PAGE EXTRACT:
■ ■ ■ ■
Adding to the panic, radiation leaked from an unstable nuclear reactor in Fukushima prefecture, near Sendai, a port of 1 million people known as the “City of Trees” and cradled by dormant volcanoes. In districts around Fukushima, survivors lined up for drinking water in town centres, filling teapots and plastic containers, while Japan’s Self-Defense Force officers searched for missing people.
In Iwanuma, not far from Sendai, people spelled SOS on the roof of a partially submerged hospital, one of many desperate scenes. Hundreds of fishing vessels, many upturned, stood stranded in fields, pummelled by the 10-metre (33-foot) tsunami. Tens of thousands of people were forced to evacuate, many seeking refuge in shelters, wrapped in blankets, some clutching each other sobbing.
At least 1,300 people were killed by the earthquake, the world’s fifth most powerful in the past century. Off Japan’s northeastern coast, an oil tanker lay eerily stranded in shallow water. Inland, in Sendai, a black mini-van perched perilously on a metal post. Power and cellphones remained down for much of the region.
In Mito, another town in the area, long lines formed outside a damaged supermarket as hundreds waited for medicine, water and other supplies. Supplies ran low as people stocked up, not knowing how long it would take for fresh goods to arrive. “All the shops are closed, this is one of the few still open. So I came to buy and stock up on diapers, drinking water and food,” Kunio Iwatsuki, 68, told Reuters.
■ ■ ■ ■
PROVIDED RECORDS:
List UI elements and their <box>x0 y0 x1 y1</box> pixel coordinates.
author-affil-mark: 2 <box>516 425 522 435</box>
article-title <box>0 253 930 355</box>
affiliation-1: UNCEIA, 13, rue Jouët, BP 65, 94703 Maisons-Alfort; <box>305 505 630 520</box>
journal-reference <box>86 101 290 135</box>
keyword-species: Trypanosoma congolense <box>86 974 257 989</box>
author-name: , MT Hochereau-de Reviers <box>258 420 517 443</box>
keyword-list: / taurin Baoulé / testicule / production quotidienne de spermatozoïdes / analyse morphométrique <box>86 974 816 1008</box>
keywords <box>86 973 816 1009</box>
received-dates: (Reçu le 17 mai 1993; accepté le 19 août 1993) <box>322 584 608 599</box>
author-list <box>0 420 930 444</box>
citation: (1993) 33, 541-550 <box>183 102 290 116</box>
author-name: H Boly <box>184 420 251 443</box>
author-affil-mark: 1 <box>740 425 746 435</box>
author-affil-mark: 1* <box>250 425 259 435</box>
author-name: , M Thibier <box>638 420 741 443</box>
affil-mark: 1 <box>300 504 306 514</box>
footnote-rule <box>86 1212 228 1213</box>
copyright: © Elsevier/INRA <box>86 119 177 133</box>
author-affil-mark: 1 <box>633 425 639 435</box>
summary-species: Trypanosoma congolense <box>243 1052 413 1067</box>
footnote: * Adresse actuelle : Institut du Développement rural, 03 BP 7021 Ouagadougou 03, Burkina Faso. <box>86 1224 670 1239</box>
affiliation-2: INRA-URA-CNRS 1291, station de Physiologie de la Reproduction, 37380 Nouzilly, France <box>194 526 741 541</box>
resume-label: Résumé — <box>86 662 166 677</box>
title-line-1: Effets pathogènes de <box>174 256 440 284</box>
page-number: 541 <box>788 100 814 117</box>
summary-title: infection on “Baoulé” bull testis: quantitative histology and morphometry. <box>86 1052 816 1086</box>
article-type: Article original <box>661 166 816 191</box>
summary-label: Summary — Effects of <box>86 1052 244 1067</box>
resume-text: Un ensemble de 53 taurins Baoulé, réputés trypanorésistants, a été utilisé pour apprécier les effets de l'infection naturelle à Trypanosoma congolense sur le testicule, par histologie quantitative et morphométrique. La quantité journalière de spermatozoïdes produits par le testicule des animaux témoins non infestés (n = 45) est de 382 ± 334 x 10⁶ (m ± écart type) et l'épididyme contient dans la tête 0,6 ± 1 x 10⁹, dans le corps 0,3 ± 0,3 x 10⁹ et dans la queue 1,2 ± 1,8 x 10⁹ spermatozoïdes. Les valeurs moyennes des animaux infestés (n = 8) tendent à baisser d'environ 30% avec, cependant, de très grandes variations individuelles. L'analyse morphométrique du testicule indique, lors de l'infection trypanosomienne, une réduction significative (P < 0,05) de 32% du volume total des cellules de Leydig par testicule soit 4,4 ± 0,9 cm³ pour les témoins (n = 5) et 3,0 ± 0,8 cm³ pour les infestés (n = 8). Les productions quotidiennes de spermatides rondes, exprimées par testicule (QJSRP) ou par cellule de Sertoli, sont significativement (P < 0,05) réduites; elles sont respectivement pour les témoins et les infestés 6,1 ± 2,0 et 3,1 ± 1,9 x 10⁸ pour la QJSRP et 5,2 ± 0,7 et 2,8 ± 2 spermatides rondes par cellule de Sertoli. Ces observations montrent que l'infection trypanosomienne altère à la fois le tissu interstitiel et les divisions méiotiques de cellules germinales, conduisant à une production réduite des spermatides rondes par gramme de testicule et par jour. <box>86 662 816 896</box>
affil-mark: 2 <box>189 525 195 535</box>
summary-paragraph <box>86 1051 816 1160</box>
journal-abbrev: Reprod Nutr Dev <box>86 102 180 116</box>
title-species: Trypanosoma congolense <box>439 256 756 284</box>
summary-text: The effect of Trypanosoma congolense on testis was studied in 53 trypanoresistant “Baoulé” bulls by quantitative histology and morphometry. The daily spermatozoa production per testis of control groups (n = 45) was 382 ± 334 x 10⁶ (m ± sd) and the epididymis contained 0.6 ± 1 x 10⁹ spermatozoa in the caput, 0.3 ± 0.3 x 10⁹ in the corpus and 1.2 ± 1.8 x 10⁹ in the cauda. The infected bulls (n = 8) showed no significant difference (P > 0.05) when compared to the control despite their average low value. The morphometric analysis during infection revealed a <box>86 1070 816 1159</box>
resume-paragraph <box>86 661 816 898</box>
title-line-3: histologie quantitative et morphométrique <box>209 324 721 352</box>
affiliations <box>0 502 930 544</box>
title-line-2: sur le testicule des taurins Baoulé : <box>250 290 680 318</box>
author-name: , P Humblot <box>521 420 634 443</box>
■ ■ ■ ■
In the news extract, what nickname is Sendai known by? Please answer in a few words. These lines are separate from the news extract.

REPLY TO THE TASK:
The "City of Trees."